Records from a dataset
***
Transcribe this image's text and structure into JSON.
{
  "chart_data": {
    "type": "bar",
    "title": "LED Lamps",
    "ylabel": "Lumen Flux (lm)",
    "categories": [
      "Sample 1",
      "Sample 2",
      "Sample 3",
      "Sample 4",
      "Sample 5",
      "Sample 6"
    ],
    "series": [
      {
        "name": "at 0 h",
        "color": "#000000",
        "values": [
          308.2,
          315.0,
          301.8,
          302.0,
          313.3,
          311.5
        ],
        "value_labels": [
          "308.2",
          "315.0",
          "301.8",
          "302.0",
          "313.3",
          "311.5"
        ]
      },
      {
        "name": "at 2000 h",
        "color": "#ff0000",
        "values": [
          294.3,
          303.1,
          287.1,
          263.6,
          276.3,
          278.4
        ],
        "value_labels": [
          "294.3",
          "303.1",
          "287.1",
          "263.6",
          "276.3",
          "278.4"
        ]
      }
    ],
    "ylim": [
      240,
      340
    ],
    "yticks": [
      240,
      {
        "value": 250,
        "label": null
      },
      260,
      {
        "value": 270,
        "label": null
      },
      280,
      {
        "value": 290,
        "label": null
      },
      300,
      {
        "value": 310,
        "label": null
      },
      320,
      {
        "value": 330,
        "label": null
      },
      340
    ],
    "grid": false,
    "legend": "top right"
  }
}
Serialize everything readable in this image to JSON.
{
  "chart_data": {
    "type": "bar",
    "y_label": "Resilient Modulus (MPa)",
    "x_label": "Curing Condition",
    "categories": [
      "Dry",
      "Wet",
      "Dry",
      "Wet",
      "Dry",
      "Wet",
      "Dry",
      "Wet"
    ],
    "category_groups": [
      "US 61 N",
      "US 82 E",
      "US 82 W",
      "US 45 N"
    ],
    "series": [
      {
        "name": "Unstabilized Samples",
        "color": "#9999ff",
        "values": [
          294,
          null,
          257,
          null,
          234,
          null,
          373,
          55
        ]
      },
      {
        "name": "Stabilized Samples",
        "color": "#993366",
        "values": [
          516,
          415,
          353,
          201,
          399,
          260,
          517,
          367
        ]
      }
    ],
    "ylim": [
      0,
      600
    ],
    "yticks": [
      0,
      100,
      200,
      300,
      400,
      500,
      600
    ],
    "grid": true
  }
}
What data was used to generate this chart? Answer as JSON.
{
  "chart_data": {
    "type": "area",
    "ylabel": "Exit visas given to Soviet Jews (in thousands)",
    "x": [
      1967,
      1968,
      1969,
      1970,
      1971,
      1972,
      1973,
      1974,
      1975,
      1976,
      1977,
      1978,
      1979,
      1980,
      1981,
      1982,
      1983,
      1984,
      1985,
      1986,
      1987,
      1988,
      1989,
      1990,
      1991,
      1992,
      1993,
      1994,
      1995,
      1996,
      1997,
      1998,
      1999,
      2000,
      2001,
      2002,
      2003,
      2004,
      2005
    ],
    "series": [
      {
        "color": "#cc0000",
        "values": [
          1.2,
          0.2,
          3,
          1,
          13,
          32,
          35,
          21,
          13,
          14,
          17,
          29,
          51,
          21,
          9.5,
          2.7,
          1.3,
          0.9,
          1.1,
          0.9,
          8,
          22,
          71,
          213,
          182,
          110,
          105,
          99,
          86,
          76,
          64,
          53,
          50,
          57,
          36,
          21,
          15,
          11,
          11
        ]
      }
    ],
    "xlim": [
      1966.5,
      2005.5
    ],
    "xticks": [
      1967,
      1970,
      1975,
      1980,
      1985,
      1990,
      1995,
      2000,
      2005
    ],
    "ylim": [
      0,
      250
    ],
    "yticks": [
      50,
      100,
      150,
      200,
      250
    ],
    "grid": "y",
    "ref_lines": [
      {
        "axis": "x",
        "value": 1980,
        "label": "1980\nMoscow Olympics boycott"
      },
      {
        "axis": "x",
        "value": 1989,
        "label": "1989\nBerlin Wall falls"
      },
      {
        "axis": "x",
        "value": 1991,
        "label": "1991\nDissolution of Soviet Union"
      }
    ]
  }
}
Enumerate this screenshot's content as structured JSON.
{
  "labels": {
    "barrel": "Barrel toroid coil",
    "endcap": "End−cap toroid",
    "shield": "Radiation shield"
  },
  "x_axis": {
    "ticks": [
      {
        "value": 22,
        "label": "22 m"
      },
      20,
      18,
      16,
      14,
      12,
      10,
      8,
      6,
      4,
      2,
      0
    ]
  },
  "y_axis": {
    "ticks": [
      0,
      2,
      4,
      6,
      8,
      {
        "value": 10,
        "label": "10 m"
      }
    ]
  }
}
***
Considering only the records above, state the number of lines that include the word "this", with nothing added.

Finished answer:
4